[start LISTING]

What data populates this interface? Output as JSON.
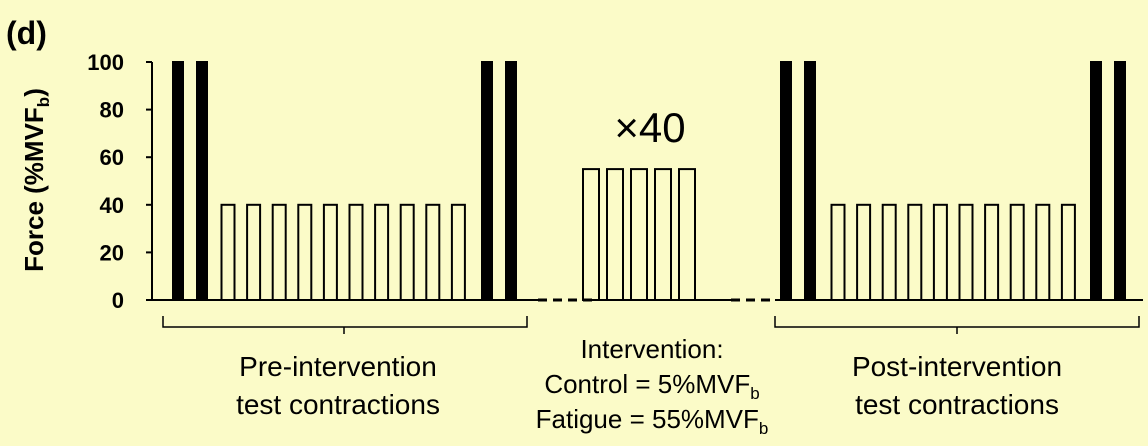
{
  "panel_label": "(d)",
  "y_axis": {
    "label_main": "Force (%MVF",
    "label_sub": "b",
    "label_end": ")",
    "ticks": [
      "0",
      "20",
      "40",
      "60",
      "80",
      "100"
    ]
  },
  "repeat_label": "×40",
  "groups": {
    "pre": {
      "line1": "Pre-intervention",
      "line2": "test contractions"
    },
    "intervention": {
      "title": "Intervention:",
      "control_main": "Control = 5%MVF",
      "control_sub": "b",
      "fatigue_main": "Fatigue = 55%MVF",
      "fatigue_sub": "b"
    },
    "post": {
      "line1": "Post-intervention",
      "line2": "test contractions"
    }
  },
  "chart_data": {
    "type": "bar",
    "ylabel": "Force (%MVFb)",
    "ylim": [
      0,
      100
    ],
    "yticks": [
      0,
      20,
      40,
      60,
      80,
      100
    ],
    "segments": [
      {
        "name": "pre-max",
        "fill": "solid",
        "count": 2,
        "value": 100
      },
      {
        "name": "pre-test",
        "fill": "outline",
        "count": 10,
        "value": 40
      },
      {
        "name": "pre-max-end",
        "fill": "solid",
        "count": 2,
        "value": 100
      },
      {
        "name": "intervention",
        "fill": "outline",
        "count": 5,
        "value": 55,
        "repeat": 40
      },
      {
        "name": "post-max",
        "fill": "solid",
        "count": 2,
        "value": 100
      },
      {
        "name": "post-test",
        "fill": "outline",
        "count": 10,
        "value": 40
      },
      {
        "name": "post-max-end",
        "fill": "solid",
        "count": 2,
        "value": 100
      }
    ]
  }
}
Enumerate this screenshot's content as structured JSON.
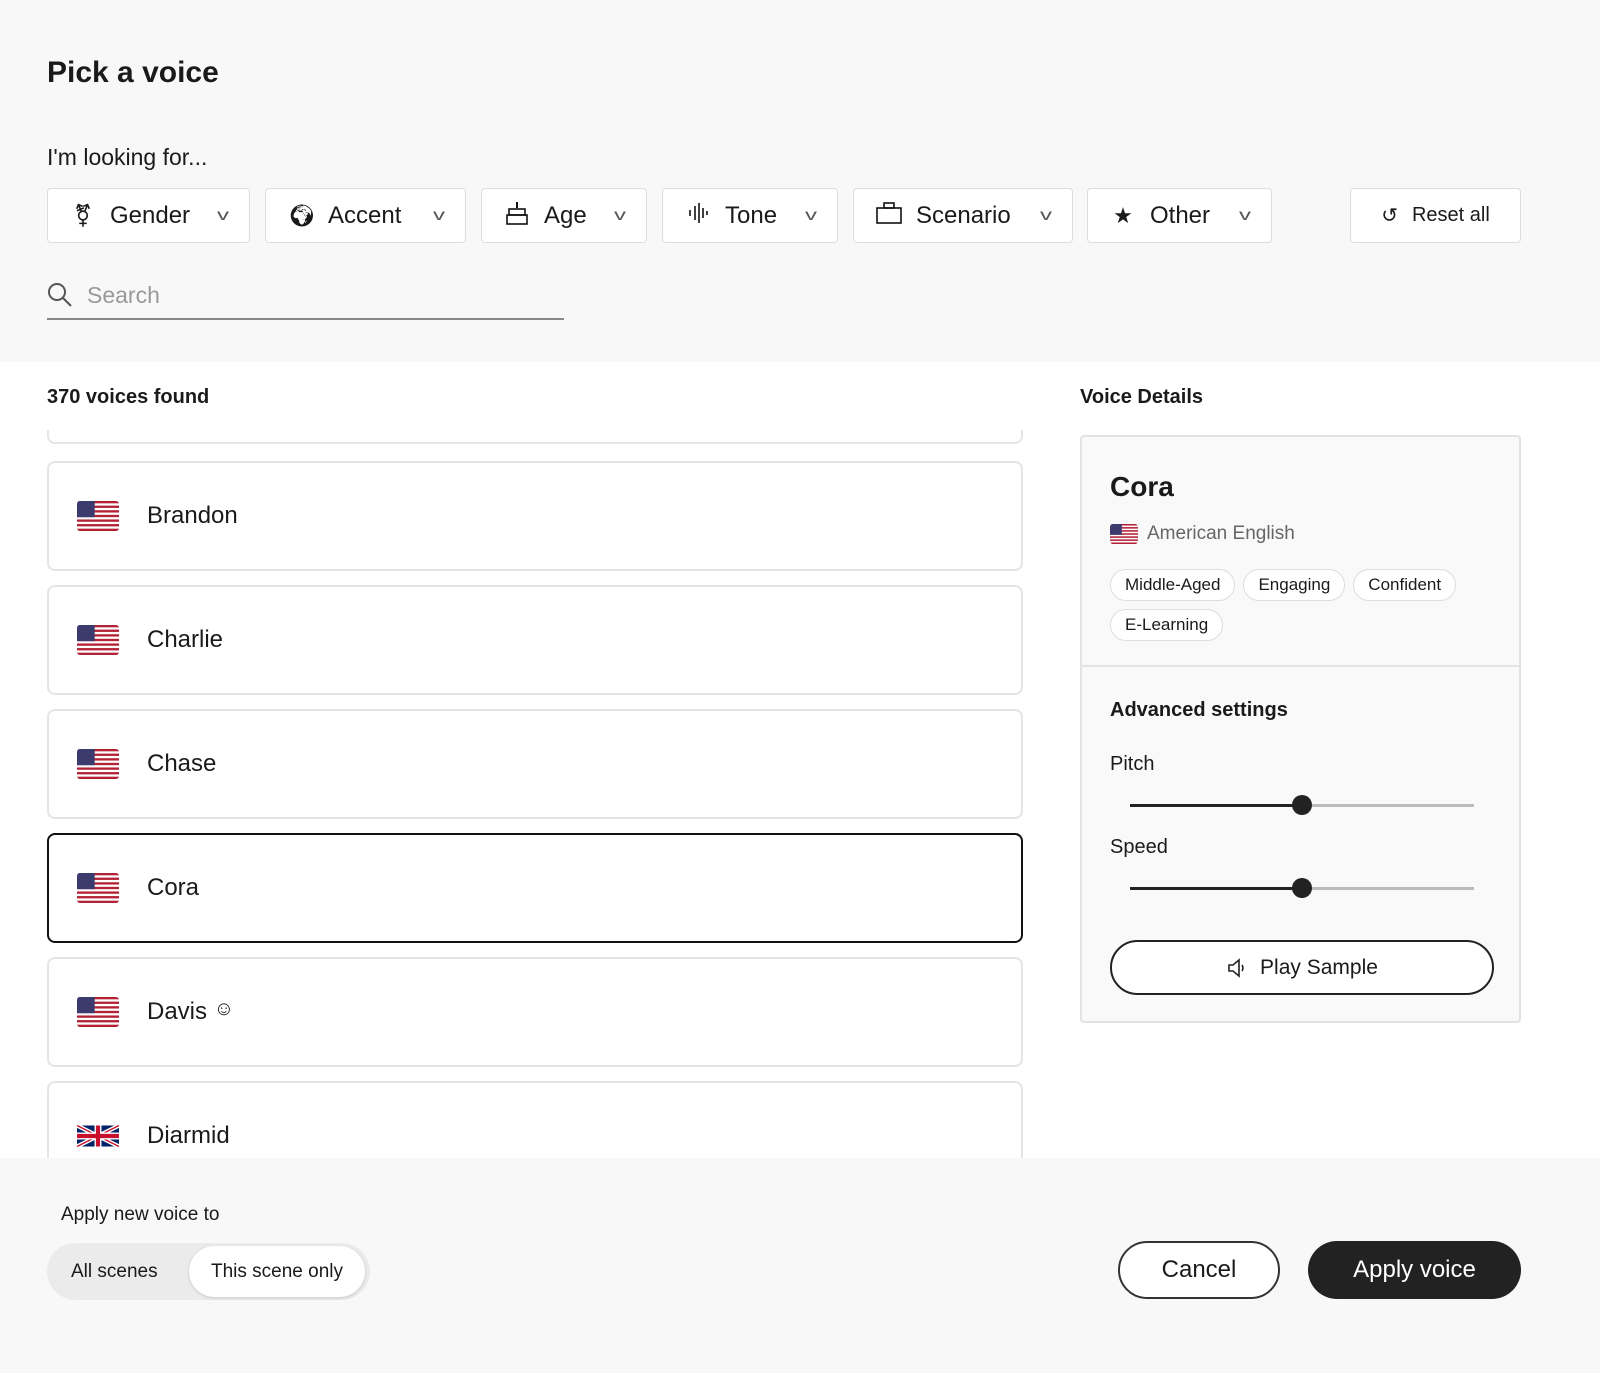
{
  "title": "Pick a voice",
  "looking_for": "I'm looking for...",
  "filters": [
    {
      "label": "Gender",
      "icon": "gender-icon"
    },
    {
      "label": "Accent",
      "icon": "globe-icon"
    },
    {
      "label": "Age",
      "icon": "cake-icon"
    },
    {
      "label": "Tone",
      "icon": "waveform-icon"
    },
    {
      "label": "Scenario",
      "icon": "briefcase-icon"
    },
    {
      "label": "Other",
      "icon": "star-icon"
    }
  ],
  "reset_label": "Reset all",
  "search": {
    "placeholder": "Search",
    "value": ""
  },
  "count": "370 voices found",
  "voices": [
    {
      "name": "Brandon",
      "flag": "us"
    },
    {
      "name": "Charlie",
      "flag": "us"
    },
    {
      "name": "Chase",
      "flag": "us"
    },
    {
      "name": "Cora",
      "flag": "us",
      "selected": true
    },
    {
      "name": "Davis",
      "flag": "us",
      "badge": "smiley-plus-icon"
    },
    {
      "name": "Diarmid",
      "flag": "uk"
    }
  ],
  "details": {
    "heading": "Voice Details",
    "name": "Cora",
    "language": "American English",
    "tags": [
      "Middle-Aged",
      "Engaging",
      "Confident",
      "E-Learning"
    ],
    "advanced": "Advanced settings",
    "pitch_label": "Pitch",
    "pitch": 0.5,
    "speed_label": "Speed",
    "speed": 0.5,
    "play": "Play Sample"
  },
  "footer": {
    "apply_to": "Apply new voice to",
    "options": [
      "All scenes",
      "This scene only"
    ],
    "selected": "This scene only",
    "cancel": "Cancel",
    "apply": "Apply voice"
  }
}
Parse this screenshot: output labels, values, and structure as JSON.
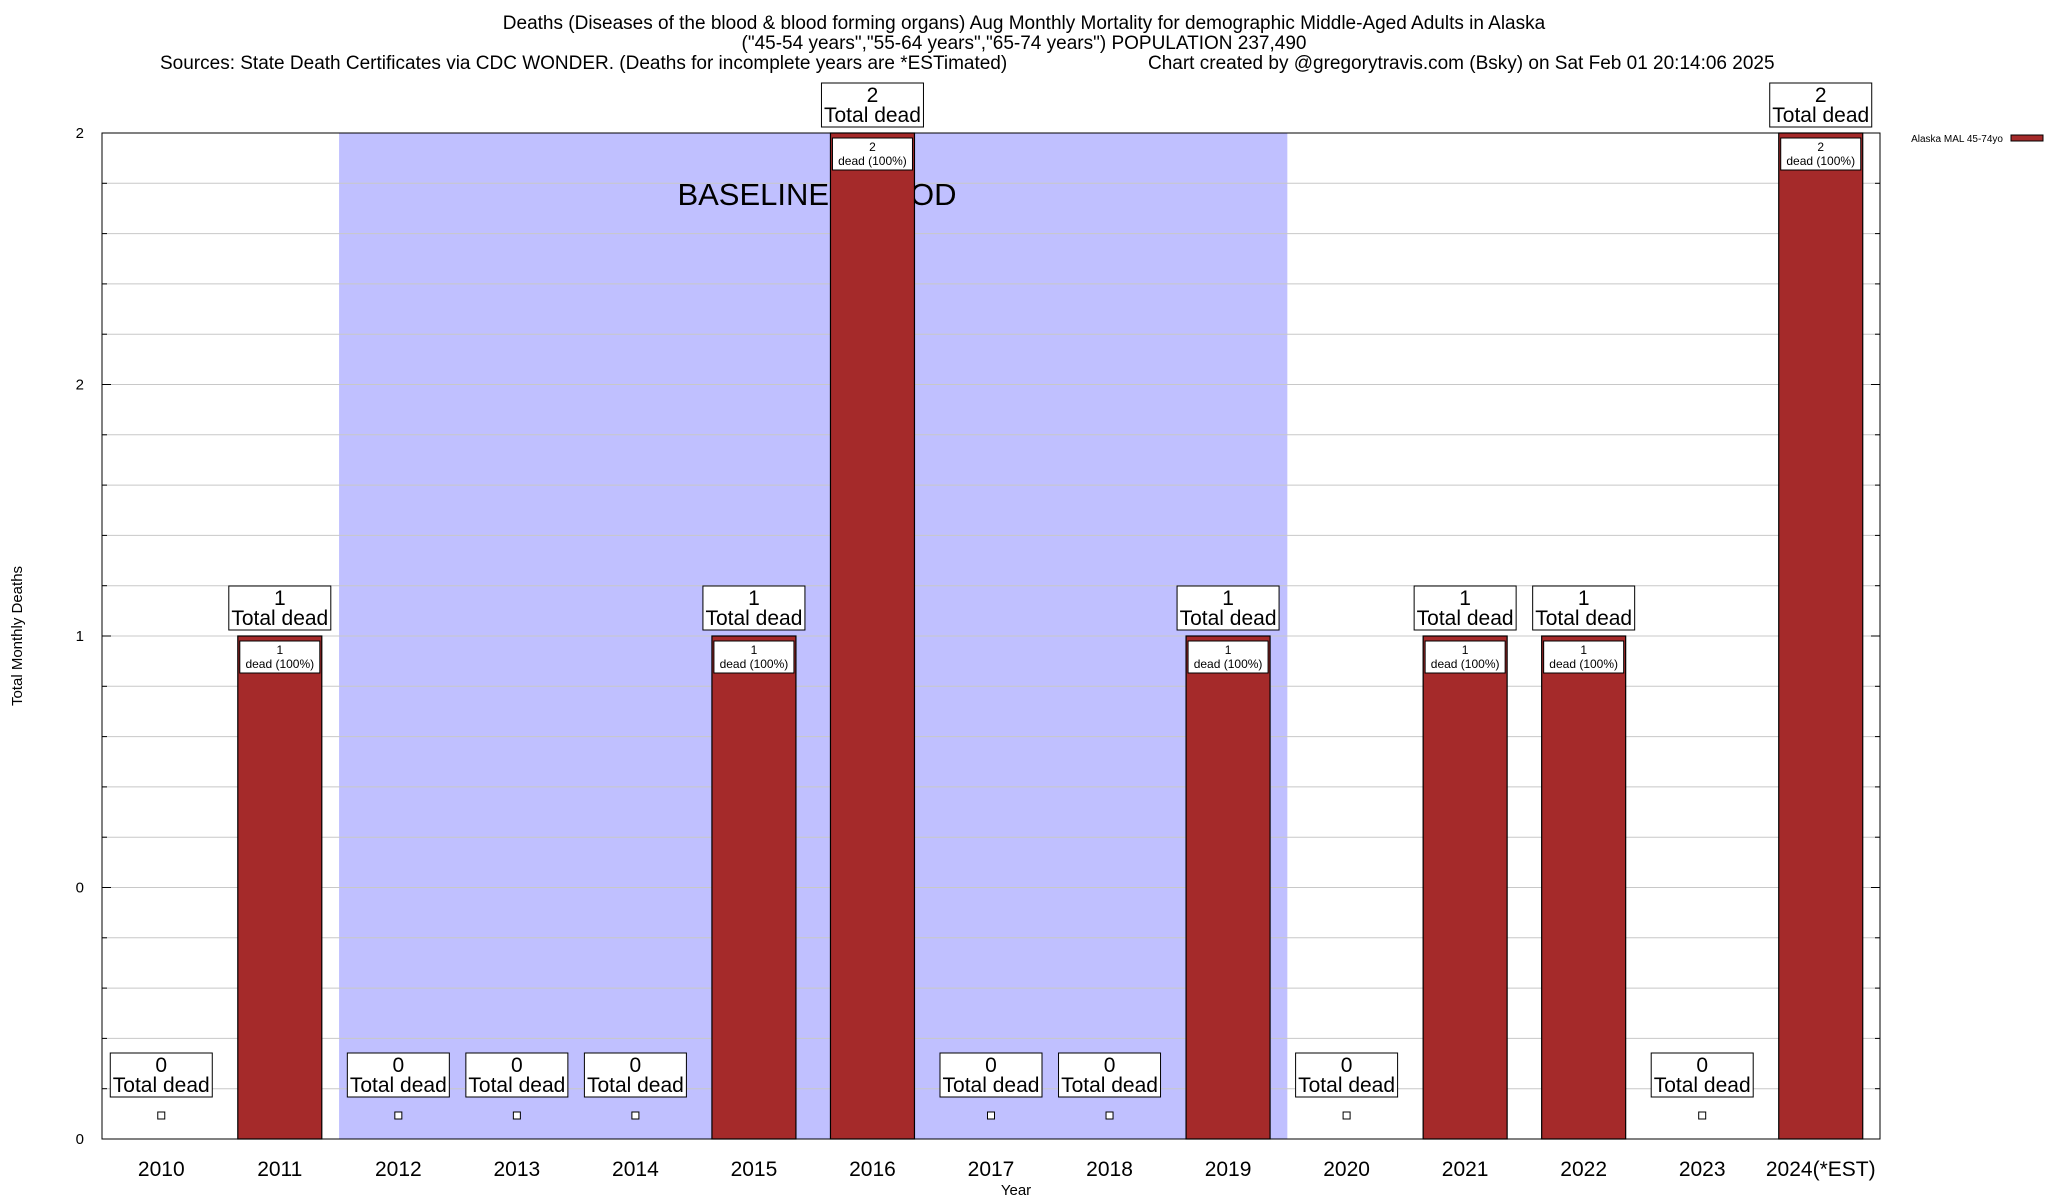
{
  "chart_data": {
    "type": "bar",
    "title": "Deaths (Diseases of the blood & blood forming organs) Aug Monthly Mortality for demographic Middle-Aged Adults in Alaska",
    "subtitle": "(\"45-54 years\",\"55-64 years\",\"65-74 years\") POPULATION 237,490",
    "sources": "Sources: State Death Certificates via CDC WONDER. (Deaths for incomplete years are *ESTimated)",
    "credit": "Chart created by @gregorytravis.com (Bsky) on Sat Feb 01 20:14:06 2025",
    "xlabel": "Year",
    "ylabel": "Total Monthly Deaths",
    "categories": [
      "2010",
      "2011",
      "2012",
      "2013",
      "2014",
      "2015",
      "2016",
      "2017",
      "2018",
      "2019",
      "2020",
      "2021",
      "2022",
      "2023",
      "2024(*EST)"
    ],
    "series": [
      {
        "name": "Alaska MAL 45-74yo",
        "values": [
          0,
          1,
          0,
          0,
          0,
          1,
          2,
          0,
          0,
          1,
          0,
          1,
          1,
          0,
          2
        ],
        "color": "#a52a2a"
      }
    ],
    "total_label": "Total dead",
    "segment_suffix": "dead (100%)",
    "ylim": [
      0,
      2
    ],
    "y_ticks": [
      {
        "value": 0,
        "label": "0"
      },
      {
        "value": 0.5,
        "label": "0"
      },
      {
        "value": 1,
        "label": "1"
      },
      {
        "value": 1.5,
        "label": "2"
      },
      {
        "value": 2,
        "label": "2"
      }
    ],
    "baseline_period": {
      "label": "BASELINE PERIOD",
      "from": "2012",
      "to": "2019",
      "color": "#c0c0ff"
    },
    "grid": true,
    "legend_position": "top-right"
  }
}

[end LISTING]

■ PROBLEM DESCRIPTION ■
Extract each line from the listing that holds the word "years".

■ RESPONSE TO THE TASK ■
    "subtitle": "(\"45-54 years\",\"55-64 years\",\"65-74 years\") POPULATION 237,490",
    "sources": "Sources: State Death Certificates via CDC WONDER. (Deaths for incomplete years are *ESTimated)",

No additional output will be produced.